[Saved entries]
======

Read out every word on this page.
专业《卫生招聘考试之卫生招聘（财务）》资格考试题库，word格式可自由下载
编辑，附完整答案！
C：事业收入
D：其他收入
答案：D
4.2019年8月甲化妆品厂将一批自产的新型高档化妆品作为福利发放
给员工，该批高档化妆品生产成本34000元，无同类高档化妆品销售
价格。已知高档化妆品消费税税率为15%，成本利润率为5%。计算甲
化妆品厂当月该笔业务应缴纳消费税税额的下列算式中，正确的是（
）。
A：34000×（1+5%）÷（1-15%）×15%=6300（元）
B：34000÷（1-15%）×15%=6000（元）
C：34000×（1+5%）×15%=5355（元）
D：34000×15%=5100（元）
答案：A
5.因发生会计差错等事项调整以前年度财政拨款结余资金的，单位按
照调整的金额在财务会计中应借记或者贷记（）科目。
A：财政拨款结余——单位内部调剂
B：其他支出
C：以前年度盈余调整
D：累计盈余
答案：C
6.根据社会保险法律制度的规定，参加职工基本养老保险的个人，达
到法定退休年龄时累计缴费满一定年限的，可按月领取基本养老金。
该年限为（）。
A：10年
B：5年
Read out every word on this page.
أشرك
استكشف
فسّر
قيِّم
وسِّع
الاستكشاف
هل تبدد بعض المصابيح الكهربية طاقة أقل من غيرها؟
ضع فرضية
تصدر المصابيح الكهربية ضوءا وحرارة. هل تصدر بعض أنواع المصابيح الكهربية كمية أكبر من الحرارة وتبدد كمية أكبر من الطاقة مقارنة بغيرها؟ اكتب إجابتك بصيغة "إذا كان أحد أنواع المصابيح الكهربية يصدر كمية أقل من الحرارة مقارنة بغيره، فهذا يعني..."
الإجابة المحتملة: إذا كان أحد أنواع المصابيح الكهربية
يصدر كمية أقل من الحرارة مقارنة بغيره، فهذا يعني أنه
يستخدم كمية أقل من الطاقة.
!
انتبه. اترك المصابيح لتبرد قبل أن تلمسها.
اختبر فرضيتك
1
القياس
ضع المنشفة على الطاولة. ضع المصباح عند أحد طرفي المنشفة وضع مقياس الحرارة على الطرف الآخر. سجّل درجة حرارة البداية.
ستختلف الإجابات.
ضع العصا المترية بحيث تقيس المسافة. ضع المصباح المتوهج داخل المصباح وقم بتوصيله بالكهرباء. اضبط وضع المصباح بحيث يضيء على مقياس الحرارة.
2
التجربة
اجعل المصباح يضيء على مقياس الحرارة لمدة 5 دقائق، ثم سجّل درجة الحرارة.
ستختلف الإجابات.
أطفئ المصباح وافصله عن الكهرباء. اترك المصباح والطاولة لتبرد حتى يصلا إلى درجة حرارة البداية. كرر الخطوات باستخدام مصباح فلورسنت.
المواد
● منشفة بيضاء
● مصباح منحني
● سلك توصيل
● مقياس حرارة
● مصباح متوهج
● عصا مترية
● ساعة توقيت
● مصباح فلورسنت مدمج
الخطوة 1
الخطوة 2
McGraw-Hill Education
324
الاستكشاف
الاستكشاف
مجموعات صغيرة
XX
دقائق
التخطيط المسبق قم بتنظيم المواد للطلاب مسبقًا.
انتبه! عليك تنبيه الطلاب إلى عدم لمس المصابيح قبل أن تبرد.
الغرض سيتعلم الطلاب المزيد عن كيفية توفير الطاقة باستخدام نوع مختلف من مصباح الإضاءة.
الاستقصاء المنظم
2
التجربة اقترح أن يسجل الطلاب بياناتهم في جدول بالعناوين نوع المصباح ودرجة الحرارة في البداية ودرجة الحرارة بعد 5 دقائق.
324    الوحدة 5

======

▸ REQUIRED TASK: Give the complete listing a second time, exactly as it reads.

▸ RESPONSE TO THIS EXERCISE:
Read out every word on this page.
专业《卫生招聘考试之卫生招聘（财务）》资格考试题库，word格式可自由下载
编辑，附完整答案！
C：事业收入
D：其他收入
答案：D
4.2019年8月甲化妆品厂将一批自产的新型高档化妆品作为福利发放
给员工，该批高档化妆品生产成本34000元，无同类高档化妆品销售
价格。已知高档化妆品消费税税率为15%，成本利润率为5%。计算甲
化妆品厂当月该笔业务应缴纳消费税税额的下列算式中，正确的是（
）。
A：34000×（1+5%）÷（1-15%）×15%=6300（元）
B：34000÷（1-15%）×15%=6000（元）
C：34000×（1+5%）×15%=5355（元）
D：34000×15%=5100（元）
答案：A
5.因发生会计差错等事项调整以前年度财政拨款结余资金的，单位按
照调整的金额在财务会计中应借记或者贷记（）科目。
A：财政拨款结余——单位内部调剂
B：其他支出
C：以前年度盈余调整
D：累计盈余
答案：C
6.根据社会保险法律制度的规定，参加职工基本养老保险的个人，达
到法定退休年龄时累计缴费满一定年限的，可按月领取基本养老金。
该年限为（）。
A：10年
B：5年
Read out every word on this page.
أشرك
استكشف
فسّر
قيِّم
وسِّع
الاستكشاف
هل تبدد بعض المصابيح الكهربية طاقة أقل من غيرها؟
ضع فرضية
تصدر المصابيح الكهربية ضوءا وحرارة. هل تصدر بعض أنواع المصابيح الكهربية كمية أكبر من الحرارة وتبدد كمية أكبر من الطاقة مقارنة بغيرها؟ اكتب إجابتك بصيغة "إذا كان أحد أنواع المصابيح الكهربية يصدر كمية أقل من الحرارة مقارنة بغيره، فهذا يعني..."
الإجابة المحتملة: إذا كان أحد أنواع المصابيح الكهربية
يصدر كمية أقل من الحرارة مقارنة بغيره، فهذا يعني أنه
يستخدم كمية أقل من الطاقة.
!
انتبه. اترك المصابيح لتبرد قبل أن تلمسها.
اختبر فرضيتك
1
القياس
ضع المنشفة على الطاولة. ضع المصباح عند أحد طرفي المنشفة وضع مقياس الحرارة على الطرف الآخر. سجّل درجة حرارة البداية.
ستختلف الإجابات.
ضع العصا المترية بحيث تقيس المسافة. ضع المصباح المتوهج داخل المصباح وقم بتوصيله بالكهرباء. اضبط وضع المصباح بحيث يضيء على مقياس الحرارة.
2
التجربة
اجعل المصباح يضيء على مقياس الحرارة لمدة 5 دقائق، ثم سجّل درجة الحرارة.
ستختلف الإجابات.
أطفئ المصباح وافصله عن الكهرباء. اترك المصباح والطاولة لتبرد حتى يصلا إلى درجة حرارة البداية. كرر الخطوات باستخدام مصباح فلورسنت.
المواد
● منشفة بيضاء
● مصباح منحني
● سلك توصيل
● مقياس حرارة
● مصباح متوهج
● عصا مترية
● ساعة توقيت
● مصباح فلورسنت مدمج
الخطوة 1
الخطوة 2
McGraw-Hill Education
324
الاستكشاف
الاستكشاف
مجموعات صغيرة
XX
دقائق
التخطيط المسبق قم بتنظيم المواد للطلاب مسبقًا.
انتبه! عليك تنبيه الطلاب إلى عدم لمس المصابيح قبل أن تبرد.
الغرض سيتعلم الطلاب المزيد عن كيفية توفير الطاقة باستخدام نوع مختلف من مصباح الإضاءة.
الاستقصاء المنظم
2
التجربة اقترح أن يسجل الطلاب بياناتهم في جدول بالعناوين نوع المصباح ودرجة الحرارة في البداية ودرجة الحرارة بعد 5 دقائق.
324    الوحدة 5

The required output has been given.